(Raw records)
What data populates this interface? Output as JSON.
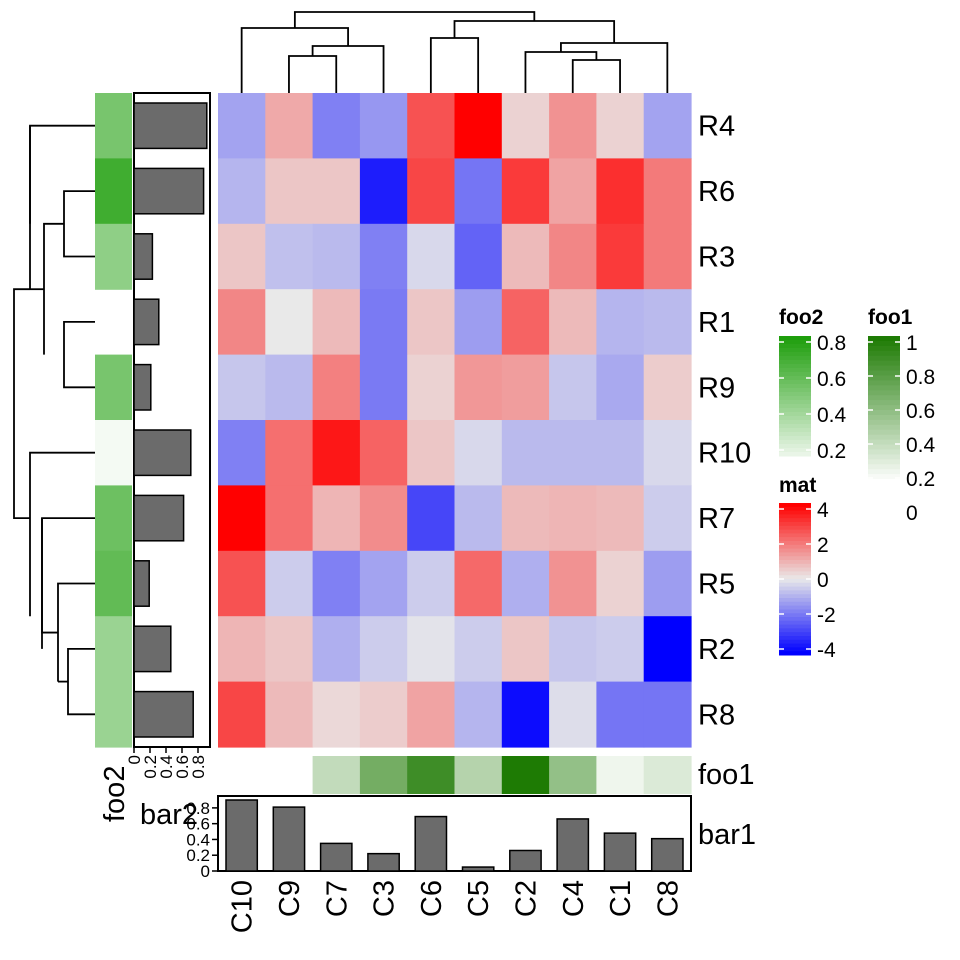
{
  "chart_data": {
    "type": "heatmap",
    "title": "",
    "rows": [
      "R4",
      "R6",
      "R3",
      "R1",
      "R9",
      "R10",
      "R7",
      "R5",
      "R2",
      "R8"
    ],
    "columns": [
      "C10",
      "C9",
      "C7",
      "C3",
      "C6",
      "C5",
      "C2",
      "C4",
      "C1",
      "C8"
    ],
    "values": [
      [
        -1.2,
        1.1,
        -1.8,
        -1.4,
        2.6,
        4.0,
        0.4,
        1.5,
        0.4,
        -1.2
      ],
      [
        -0.9,
        0.6,
        0.6,
        -3.5,
        2.8,
        -2.0,
        3.0,
        1.2,
        3.2,
        1.9
      ],
      [
        0.6,
        -0.7,
        -0.8,
        -1.8,
        -0.3,
        -2.3,
        0.8,
        1.7,
        3.0,
        1.9
      ],
      [
        1.7,
        0.0,
        0.8,
        -1.9,
        0.6,
        -1.3,
        2.3,
        0.8,
        -0.9,
        -0.8
      ],
      [
        -0.6,
        -0.8,
        1.8,
        -1.9,
        0.4,
        1.4,
        1.3,
        -0.6,
        -1.1,
        0.5
      ],
      [
        -1.8,
        2.1,
        3.6,
        2.3,
        0.6,
        -0.3,
        -0.8,
        -0.8,
        -0.8,
        -0.3
      ],
      [
        4.0,
        2.1,
        0.9,
        1.6,
        -2.8,
        -0.8,
        0.8,
        0.9,
        0.8,
        -0.5
      ],
      [
        2.6,
        -0.5,
        -1.8,
        -1.2,
        -0.5,
        2.2,
        -1.0,
        1.5,
        0.4,
        -1.3
      ],
      [
        0.9,
        0.6,
        -1.0,
        -0.5,
        -0.1,
        -0.5,
        0.6,
        -0.6,
        -0.5,
        -4.0
      ],
      [
        2.8,
        0.8,
        0.3,
        0.5,
        1.2,
        -0.9,
        -3.8,
        -0.2,
        -2.0,
        -2.0
      ]
    ],
    "color_scale": {
      "name": "mat",
      "breaks": [
        -4,
        0,
        4
      ],
      "colors": [
        "#0000FF",
        "#E9E9E9",
        "#FF0000"
      ],
      "ticks": [
        "4",
        "2",
        "0",
        "-2",
        "-4"
      ]
    },
    "column_annotation": {
      "name": "foo1",
      "values": [
        0.0,
        0.0,
        0.27,
        0.62,
        0.86,
        0.33,
        1.0,
        0.48,
        0.07,
        0.16
      ],
      "present": [
        false,
        false,
        true,
        true,
        true,
        true,
        true,
        true,
        true,
        true
      ],
      "color_low": "#FFFFFF",
      "color_high": "#1E7B04",
      "legend_ticks": [
        "1",
        "0.8",
        "0.6",
        "0.4",
        "0.2",
        "0"
      ]
    },
    "row_annotation": {
      "name": "foo2",
      "values": [
        0.6,
        0.85,
        0.5,
        0.0,
        0.6,
        0.05,
        0.65,
        0.7,
        0.45,
        0.45
      ],
      "present": [
        true,
        true,
        true,
        false,
        true,
        true,
        true,
        true,
        true,
        true
      ],
      "color_low": "#FFFFFF",
      "color_high": "#1E9E0C",
      "legend_ticks": [
        "0.8",
        "0.6",
        "0.4",
        "0.2"
      ]
    },
    "column_bars": {
      "name": "bar1",
      "values": [
        0.9,
        0.81,
        0.35,
        0.22,
        0.69,
        0.05,
        0.26,
        0.66,
        0.48,
        0.41
      ],
      "ylim": [
        0,
        0.9
      ],
      "ticks": [
        "0",
        "0.2",
        "0.4",
        "0.6",
        "0.8"
      ]
    },
    "row_bars": {
      "name": "bar2",
      "values": [
        0.91,
        0.87,
        0.23,
        0.31,
        0.21,
        0.71,
        0.62,
        0.19,
        0.46,
        0.74
      ],
      "xlim": [
        0,
        0.95
      ],
      "ticks": [
        "0",
        "0.2",
        "0.4",
        "0.6",
        "0.8"
      ]
    },
    "row_annotation_label": "foo2",
    "row_bars_label": "bar2",
    "column_annotation_label": "foo1",
    "column_bars_label": "bar1",
    "column_dendrogram": "present",
    "row_dendrogram": "present"
  },
  "legends": {
    "foo2_title": "foo2",
    "foo1_title": "foo1",
    "mat_title": "mat"
  }
}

**Directions for this task:** Show the lines of the material that contain the word "present".

**Output of the exercise:**
      "present": [
      "present": [
    "column_dendrogram": "present",
    "row_dendrogram": "present"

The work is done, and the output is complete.